Collected data entries:

------------------------------------------------------------------------

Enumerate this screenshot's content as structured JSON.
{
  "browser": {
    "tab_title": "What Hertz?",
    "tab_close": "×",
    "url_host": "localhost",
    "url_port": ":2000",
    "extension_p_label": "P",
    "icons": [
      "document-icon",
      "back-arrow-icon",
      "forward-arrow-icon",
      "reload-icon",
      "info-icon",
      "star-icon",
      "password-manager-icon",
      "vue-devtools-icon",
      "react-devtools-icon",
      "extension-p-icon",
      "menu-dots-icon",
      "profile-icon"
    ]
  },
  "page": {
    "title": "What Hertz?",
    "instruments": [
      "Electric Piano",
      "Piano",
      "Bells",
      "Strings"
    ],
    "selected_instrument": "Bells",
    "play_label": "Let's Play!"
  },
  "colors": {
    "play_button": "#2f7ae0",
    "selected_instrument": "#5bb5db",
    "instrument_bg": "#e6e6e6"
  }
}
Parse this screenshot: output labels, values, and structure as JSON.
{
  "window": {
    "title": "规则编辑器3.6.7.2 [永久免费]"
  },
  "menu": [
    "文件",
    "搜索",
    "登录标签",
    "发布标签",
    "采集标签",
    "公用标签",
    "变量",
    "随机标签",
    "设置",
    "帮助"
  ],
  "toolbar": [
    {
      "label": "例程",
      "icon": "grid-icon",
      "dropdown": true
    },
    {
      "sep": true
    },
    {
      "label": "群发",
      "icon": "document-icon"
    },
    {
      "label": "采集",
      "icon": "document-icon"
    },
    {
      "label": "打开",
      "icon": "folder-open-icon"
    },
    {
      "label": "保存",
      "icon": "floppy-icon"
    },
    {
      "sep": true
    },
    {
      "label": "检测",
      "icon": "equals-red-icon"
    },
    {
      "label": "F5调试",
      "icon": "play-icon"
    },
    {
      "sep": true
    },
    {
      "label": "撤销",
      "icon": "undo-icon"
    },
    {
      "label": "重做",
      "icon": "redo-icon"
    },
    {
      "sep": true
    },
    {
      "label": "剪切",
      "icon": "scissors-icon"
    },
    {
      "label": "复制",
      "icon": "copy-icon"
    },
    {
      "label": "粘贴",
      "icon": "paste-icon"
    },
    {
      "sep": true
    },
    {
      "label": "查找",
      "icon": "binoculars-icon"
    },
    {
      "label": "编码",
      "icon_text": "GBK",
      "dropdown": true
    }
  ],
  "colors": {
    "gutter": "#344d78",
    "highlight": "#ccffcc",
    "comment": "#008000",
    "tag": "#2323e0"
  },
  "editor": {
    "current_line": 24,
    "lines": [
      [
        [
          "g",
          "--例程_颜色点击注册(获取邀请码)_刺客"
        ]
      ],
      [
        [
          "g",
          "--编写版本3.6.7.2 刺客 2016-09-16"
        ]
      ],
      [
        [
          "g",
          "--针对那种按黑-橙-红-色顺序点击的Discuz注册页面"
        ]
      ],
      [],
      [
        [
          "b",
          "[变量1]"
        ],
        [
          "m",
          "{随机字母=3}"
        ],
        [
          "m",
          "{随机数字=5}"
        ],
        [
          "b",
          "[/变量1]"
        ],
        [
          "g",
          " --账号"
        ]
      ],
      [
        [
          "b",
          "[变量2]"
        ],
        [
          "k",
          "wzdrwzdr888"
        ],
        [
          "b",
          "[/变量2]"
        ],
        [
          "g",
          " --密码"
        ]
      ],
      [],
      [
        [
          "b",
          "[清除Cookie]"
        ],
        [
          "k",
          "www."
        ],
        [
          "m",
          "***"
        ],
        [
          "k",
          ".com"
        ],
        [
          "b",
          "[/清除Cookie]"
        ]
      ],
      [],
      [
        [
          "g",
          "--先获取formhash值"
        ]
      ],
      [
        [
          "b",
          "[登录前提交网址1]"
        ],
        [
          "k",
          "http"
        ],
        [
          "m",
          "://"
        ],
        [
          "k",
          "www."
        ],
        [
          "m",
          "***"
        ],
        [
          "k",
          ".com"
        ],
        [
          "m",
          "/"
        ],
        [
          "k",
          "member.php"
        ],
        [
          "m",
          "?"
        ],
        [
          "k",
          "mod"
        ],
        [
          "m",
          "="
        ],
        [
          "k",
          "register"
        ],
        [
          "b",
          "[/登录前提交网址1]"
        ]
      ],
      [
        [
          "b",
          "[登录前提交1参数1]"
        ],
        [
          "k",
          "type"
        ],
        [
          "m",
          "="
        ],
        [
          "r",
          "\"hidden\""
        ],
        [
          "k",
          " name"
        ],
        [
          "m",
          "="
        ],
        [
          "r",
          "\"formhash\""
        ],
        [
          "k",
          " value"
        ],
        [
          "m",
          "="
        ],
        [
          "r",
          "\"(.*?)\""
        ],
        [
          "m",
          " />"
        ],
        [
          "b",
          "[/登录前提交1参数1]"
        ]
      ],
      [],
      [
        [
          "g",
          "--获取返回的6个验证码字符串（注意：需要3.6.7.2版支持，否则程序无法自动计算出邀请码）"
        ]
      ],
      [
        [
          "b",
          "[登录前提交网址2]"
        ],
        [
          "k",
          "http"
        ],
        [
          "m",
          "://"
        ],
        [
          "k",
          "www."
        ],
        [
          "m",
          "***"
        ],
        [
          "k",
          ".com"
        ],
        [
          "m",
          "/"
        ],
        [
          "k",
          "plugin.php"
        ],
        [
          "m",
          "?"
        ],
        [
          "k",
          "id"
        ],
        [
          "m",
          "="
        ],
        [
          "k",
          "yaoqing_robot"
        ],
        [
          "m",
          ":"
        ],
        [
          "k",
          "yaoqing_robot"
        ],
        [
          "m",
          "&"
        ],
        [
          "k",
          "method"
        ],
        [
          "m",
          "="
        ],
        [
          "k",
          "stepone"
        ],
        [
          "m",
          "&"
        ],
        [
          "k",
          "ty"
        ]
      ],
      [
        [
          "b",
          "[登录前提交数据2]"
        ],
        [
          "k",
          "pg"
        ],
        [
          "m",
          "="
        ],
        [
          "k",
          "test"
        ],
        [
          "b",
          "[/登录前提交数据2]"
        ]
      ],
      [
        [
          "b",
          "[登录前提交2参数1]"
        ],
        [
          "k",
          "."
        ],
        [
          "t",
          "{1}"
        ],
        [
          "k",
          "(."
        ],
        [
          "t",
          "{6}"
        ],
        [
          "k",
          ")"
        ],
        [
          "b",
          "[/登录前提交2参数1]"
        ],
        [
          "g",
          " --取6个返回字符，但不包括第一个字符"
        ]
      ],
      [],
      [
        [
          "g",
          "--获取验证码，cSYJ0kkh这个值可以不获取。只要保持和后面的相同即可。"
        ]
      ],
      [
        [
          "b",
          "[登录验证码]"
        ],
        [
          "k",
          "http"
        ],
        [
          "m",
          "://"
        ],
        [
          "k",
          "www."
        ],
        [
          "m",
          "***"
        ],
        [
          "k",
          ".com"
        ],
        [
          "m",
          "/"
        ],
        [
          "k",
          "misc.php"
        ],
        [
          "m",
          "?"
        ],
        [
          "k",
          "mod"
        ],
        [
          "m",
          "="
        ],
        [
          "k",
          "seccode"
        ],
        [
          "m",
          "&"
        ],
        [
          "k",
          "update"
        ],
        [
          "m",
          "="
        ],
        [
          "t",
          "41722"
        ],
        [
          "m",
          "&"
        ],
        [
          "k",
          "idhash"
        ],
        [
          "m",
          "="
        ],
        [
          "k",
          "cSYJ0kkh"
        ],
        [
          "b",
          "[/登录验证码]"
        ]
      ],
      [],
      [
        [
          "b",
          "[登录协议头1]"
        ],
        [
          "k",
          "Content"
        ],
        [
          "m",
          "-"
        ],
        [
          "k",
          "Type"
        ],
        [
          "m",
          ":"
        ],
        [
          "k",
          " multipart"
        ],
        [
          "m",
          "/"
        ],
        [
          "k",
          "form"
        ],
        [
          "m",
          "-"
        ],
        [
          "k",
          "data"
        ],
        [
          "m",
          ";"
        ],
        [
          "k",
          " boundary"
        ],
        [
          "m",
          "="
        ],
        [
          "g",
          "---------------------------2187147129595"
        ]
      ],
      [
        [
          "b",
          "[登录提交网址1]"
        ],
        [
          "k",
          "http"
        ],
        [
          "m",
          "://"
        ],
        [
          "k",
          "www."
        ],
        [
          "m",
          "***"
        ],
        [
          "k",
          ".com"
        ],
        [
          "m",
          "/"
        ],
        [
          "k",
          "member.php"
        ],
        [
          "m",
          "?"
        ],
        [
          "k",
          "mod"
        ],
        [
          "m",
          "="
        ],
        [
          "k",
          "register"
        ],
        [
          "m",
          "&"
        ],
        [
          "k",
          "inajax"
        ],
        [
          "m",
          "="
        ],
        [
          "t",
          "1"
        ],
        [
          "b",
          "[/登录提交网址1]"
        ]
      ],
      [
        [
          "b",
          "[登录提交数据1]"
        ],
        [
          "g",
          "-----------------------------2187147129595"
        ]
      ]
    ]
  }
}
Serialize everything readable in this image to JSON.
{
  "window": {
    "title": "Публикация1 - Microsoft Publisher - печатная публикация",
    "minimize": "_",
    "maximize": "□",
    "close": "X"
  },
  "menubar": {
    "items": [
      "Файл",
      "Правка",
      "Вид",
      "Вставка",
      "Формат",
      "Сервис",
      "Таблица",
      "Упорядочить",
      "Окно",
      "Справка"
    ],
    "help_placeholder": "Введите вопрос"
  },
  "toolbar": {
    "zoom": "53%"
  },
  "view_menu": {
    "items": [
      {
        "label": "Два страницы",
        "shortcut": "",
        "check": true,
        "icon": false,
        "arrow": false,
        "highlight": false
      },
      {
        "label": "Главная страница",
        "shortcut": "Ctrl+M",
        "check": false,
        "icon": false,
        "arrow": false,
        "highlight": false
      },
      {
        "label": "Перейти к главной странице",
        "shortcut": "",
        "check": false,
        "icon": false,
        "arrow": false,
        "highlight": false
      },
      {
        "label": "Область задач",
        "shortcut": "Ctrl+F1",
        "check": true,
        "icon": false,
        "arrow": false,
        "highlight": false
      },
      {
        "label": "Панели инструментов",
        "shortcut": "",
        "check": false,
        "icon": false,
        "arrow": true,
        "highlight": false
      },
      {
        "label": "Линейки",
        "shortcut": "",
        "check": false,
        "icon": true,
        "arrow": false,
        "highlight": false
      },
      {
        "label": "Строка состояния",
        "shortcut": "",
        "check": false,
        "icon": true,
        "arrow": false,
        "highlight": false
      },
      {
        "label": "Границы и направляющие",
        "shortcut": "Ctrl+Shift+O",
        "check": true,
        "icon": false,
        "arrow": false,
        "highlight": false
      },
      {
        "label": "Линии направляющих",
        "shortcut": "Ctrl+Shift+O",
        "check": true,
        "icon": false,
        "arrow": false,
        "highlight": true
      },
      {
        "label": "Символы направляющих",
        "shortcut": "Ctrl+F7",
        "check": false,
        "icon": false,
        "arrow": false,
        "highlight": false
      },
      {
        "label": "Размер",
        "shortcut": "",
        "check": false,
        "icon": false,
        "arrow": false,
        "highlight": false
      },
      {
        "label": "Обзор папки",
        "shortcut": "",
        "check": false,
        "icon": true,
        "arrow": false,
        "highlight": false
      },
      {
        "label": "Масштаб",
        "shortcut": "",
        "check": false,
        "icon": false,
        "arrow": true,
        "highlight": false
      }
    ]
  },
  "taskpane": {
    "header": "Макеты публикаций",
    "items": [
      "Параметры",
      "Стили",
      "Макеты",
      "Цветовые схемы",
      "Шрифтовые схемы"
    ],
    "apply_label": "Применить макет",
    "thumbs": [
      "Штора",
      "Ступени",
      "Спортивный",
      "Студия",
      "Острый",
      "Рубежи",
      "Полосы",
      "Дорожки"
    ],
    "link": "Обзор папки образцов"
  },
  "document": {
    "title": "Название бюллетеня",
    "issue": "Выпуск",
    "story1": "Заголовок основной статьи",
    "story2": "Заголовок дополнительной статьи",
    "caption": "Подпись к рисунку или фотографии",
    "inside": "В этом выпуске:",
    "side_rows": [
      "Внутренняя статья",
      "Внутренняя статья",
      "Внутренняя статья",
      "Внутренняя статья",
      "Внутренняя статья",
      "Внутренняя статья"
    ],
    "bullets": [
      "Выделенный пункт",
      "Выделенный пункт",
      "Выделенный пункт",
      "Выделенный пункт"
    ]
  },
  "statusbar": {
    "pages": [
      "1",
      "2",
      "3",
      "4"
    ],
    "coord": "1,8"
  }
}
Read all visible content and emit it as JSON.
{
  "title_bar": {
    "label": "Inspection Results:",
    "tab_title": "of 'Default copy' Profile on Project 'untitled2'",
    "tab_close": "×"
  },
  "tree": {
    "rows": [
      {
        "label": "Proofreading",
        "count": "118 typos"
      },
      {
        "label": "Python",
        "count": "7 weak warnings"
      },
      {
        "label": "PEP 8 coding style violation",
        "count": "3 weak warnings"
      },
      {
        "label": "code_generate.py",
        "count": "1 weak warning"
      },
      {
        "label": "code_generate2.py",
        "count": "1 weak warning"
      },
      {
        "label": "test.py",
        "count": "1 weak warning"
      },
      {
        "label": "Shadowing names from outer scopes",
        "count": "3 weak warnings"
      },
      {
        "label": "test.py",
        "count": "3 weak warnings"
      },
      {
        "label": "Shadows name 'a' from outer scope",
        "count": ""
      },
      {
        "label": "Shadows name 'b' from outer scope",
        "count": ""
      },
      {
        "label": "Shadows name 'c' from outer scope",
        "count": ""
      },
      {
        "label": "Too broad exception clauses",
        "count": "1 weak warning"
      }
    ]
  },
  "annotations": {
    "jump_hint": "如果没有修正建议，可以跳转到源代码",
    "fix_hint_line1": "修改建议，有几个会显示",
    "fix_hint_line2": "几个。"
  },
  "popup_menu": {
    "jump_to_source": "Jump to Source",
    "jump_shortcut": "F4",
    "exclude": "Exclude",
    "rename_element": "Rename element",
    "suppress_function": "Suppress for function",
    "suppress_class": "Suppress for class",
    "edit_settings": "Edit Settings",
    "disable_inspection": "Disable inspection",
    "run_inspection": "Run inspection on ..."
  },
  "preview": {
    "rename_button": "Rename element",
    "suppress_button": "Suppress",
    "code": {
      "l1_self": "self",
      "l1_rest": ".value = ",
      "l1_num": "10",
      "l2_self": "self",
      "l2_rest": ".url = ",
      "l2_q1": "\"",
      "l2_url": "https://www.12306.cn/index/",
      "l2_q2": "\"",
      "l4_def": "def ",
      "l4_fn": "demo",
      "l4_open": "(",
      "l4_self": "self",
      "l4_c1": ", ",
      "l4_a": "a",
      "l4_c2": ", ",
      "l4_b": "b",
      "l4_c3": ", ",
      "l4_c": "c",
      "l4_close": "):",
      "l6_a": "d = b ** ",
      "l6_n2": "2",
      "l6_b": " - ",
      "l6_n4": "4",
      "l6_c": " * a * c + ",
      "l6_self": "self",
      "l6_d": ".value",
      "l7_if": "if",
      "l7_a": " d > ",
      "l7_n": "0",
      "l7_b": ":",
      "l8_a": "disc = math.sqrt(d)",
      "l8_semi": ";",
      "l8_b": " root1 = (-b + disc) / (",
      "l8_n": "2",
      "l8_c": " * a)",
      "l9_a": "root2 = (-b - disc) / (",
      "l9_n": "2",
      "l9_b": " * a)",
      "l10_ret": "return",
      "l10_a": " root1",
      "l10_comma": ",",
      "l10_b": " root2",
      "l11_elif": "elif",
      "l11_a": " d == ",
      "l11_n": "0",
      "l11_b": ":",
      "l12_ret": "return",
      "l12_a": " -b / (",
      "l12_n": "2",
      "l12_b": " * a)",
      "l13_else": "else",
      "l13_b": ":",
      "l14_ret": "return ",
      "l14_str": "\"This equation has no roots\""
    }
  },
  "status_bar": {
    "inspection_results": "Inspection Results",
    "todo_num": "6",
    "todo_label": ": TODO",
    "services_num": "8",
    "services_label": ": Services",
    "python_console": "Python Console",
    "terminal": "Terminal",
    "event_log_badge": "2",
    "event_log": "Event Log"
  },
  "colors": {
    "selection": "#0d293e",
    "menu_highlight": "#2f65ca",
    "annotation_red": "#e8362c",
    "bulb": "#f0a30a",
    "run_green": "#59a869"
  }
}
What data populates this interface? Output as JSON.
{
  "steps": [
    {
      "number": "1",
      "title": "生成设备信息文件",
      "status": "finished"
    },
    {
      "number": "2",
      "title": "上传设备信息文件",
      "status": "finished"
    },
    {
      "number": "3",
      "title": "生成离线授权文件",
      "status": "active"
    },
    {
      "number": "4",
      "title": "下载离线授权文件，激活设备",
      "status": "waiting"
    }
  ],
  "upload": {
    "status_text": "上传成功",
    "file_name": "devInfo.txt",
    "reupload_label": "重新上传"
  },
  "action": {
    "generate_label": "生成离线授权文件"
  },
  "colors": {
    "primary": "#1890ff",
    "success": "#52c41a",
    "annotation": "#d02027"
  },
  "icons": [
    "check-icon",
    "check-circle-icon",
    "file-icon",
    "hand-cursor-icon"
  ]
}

------------------------------------------------------------------------

INSTRUCTION
Return each line with "статьи".

RIGHT ANSWER
    "story1": "Заголовок основной статьи",
    "story2": "Заголовок дополнительной статьи",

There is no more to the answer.